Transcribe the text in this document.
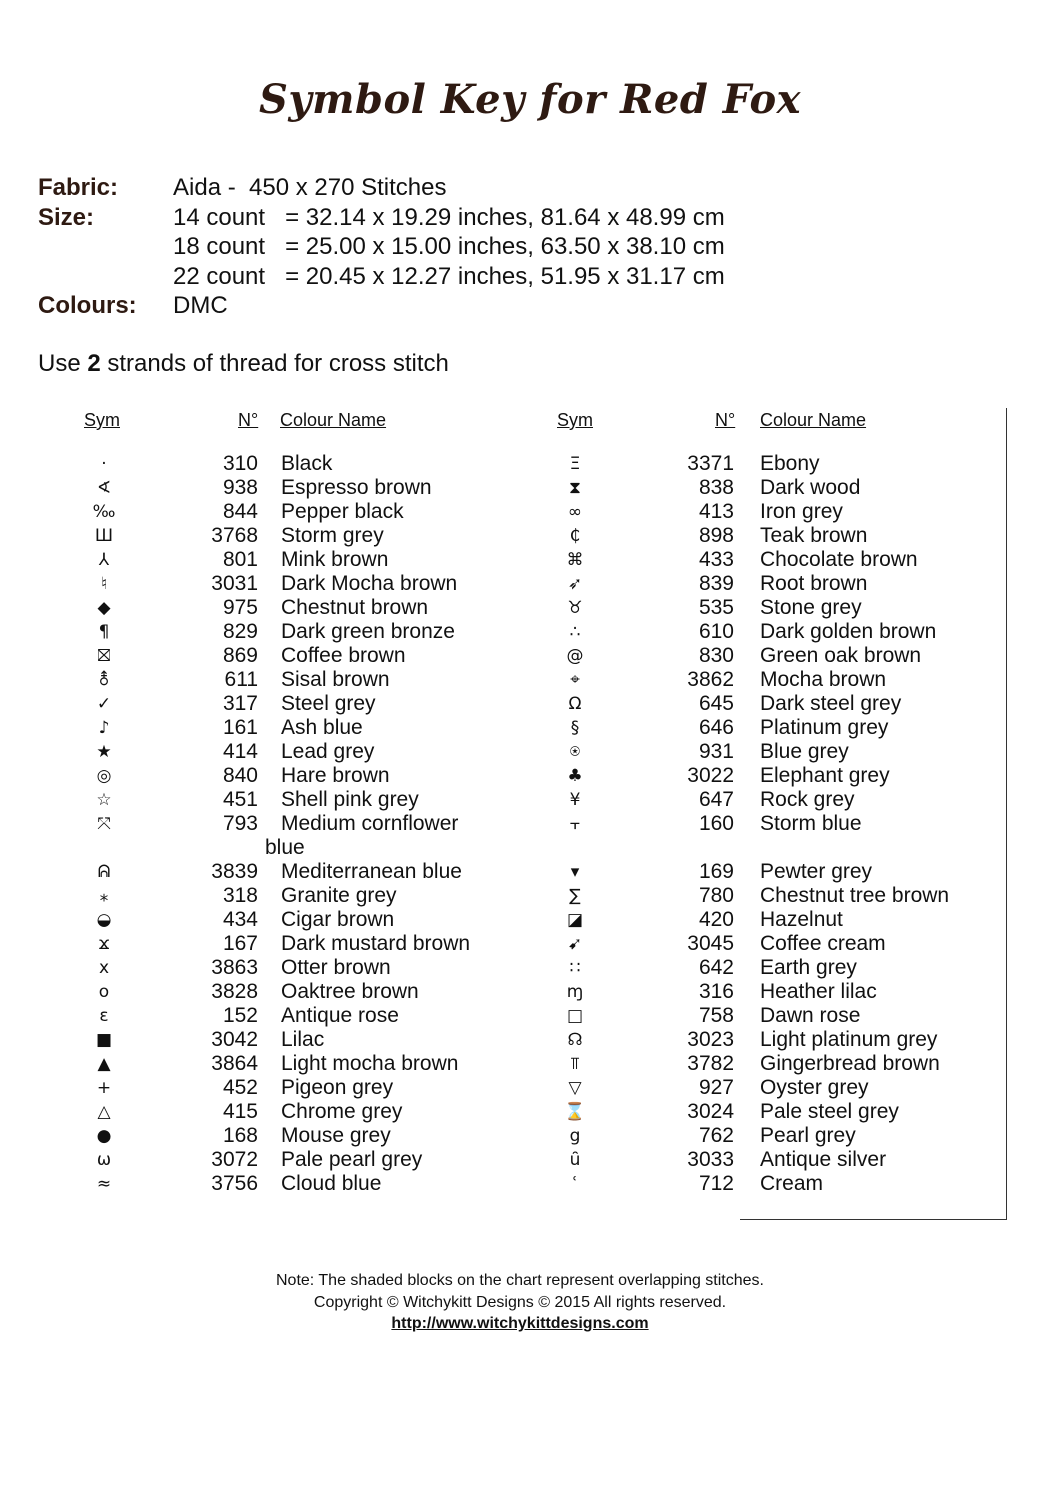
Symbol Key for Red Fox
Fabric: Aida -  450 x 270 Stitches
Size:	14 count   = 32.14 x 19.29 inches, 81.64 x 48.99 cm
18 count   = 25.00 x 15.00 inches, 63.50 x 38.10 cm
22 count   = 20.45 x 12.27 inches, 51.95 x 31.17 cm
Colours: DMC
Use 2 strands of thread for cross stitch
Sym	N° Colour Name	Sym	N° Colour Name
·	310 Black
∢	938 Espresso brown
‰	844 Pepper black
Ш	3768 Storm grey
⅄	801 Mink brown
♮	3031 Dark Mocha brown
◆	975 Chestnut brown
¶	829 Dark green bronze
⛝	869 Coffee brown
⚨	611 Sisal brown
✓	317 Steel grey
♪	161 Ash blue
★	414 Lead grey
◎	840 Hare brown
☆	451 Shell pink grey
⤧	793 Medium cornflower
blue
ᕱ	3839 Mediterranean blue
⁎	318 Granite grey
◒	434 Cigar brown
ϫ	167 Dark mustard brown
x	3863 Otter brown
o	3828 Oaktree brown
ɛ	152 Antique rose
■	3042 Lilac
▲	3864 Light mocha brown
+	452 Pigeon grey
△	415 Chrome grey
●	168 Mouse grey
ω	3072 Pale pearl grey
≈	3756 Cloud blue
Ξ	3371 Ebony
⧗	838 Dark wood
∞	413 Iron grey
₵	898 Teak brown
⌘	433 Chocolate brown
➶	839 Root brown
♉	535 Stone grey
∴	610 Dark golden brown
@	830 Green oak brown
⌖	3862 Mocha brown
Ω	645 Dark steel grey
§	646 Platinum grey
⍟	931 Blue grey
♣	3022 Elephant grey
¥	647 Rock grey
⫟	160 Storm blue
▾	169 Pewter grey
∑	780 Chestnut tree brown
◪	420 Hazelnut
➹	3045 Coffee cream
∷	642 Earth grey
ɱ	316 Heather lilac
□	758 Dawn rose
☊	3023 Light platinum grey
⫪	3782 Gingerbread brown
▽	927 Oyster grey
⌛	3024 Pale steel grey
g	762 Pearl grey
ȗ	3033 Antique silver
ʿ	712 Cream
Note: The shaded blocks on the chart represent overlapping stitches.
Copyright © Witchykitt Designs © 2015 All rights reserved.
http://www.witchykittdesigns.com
# # # #
(Prompt)
Tally up the lines with the word "count" in them, and answer with that number by itself.

(Answer to this exercise)
3